- [AIM OF THE TASK] Filter the entries below, keeping only lines with the word "name".

-- BEGIN DATA ROWS --

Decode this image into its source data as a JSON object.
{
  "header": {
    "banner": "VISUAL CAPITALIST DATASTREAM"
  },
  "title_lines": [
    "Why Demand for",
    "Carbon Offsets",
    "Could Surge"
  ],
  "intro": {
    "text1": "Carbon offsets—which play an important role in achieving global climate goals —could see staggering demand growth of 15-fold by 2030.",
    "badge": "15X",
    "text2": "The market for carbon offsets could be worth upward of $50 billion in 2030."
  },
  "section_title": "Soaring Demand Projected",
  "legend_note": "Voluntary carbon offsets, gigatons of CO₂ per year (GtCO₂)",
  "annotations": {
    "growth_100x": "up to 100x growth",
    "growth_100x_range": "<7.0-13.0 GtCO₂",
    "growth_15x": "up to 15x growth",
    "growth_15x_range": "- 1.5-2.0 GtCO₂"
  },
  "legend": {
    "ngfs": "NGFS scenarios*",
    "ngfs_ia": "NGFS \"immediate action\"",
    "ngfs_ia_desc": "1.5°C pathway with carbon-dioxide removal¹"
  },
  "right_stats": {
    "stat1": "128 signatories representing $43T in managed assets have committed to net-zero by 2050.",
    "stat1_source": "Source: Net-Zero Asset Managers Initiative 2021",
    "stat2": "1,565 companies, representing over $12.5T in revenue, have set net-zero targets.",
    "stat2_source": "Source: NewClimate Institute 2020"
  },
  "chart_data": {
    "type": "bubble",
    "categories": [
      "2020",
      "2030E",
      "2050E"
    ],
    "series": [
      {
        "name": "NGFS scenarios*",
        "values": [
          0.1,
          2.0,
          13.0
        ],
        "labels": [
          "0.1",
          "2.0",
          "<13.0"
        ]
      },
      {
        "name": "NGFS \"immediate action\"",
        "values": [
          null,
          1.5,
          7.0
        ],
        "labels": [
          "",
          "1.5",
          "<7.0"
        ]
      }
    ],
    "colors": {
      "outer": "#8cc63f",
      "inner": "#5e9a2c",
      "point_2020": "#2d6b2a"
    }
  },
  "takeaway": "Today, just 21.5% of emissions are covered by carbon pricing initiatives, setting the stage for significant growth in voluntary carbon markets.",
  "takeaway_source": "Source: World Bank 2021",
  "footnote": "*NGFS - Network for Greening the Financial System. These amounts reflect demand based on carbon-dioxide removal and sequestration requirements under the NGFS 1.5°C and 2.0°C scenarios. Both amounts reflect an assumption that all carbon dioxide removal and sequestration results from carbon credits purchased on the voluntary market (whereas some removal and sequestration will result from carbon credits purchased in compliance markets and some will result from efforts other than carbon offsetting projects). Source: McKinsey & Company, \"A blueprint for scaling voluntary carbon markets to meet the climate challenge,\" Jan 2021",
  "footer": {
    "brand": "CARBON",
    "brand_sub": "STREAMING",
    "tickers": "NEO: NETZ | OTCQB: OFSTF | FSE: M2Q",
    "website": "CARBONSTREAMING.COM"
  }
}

-- END DATA ROWS --

- [TASK RESPONSE]
        "name": "NGFS scenarios*",
        "name": "NGFS \"immediate action\"",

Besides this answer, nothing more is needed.